#### Work to complete:
Set down all of the data that follows word for word, without the images.

#### Dataset:
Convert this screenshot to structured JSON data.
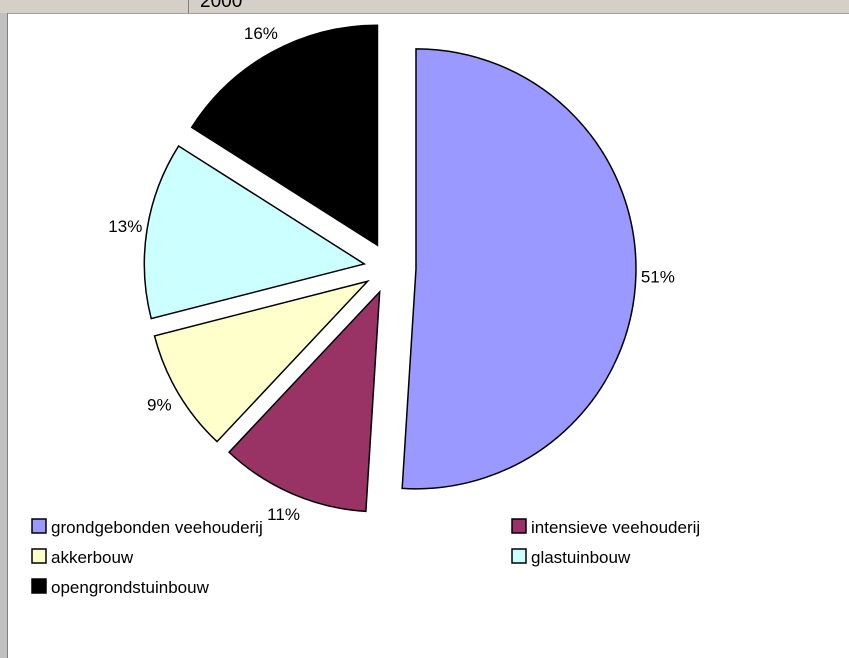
{
  "top_cell_text": "2000",
  "chart_data": {
    "type": "pie",
    "title": "",
    "exploded": true,
    "slices": [
      {
        "label": "grondgebonden veehouderij",
        "value": 51,
        "display": "51%",
        "color": "#9999ff"
      },
      {
        "label": "intensieve veehouderij",
        "value": 11,
        "display": "11%",
        "color": "#993366"
      },
      {
        "label": "akkerbouw",
        "value": 9,
        "display": "9%",
        "color": "#ffffcc"
      },
      {
        "label": "glastuinbouw",
        "value": 13,
        "display": "13%",
        "color": "#ccffff"
      },
      {
        "label": "opengrondstuinbouw",
        "value": 16,
        "display": "16%",
        "color": "#000000"
      }
    ],
    "legend_position": "bottom"
  }
}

#### Solution to the problem:
Convert this screenshot to structured JSON data.
{
  "top_cell_text": "2000",
  "chart_data": {
    "type": "pie",
    "title": "",
    "exploded": true,
    "slices": [
      {
        "label": "grondgebonden veehouderij",
        "value": 51,
        "display": "51%",
        "color": "#9999ff"
      },
      {
        "label": "intensieve veehouderij",
        "value": 11,
        "display": "11%",
        "color": "#993366"
      },
      {
        "label": "akkerbouw",
        "value": 9,
        "display": "9%",
        "color": "#ffffcc"
      },
      {
        "label": "glastuinbouw",
        "value": 13,
        "display": "13%",
        "color": "#ccffff"
      },
      {
        "label": "opengrondstuinbouw",
        "value": 16,
        "display": "16%",
        "color": "#000000"
      }
    ],
    "legend_position": "bottom"
  }
}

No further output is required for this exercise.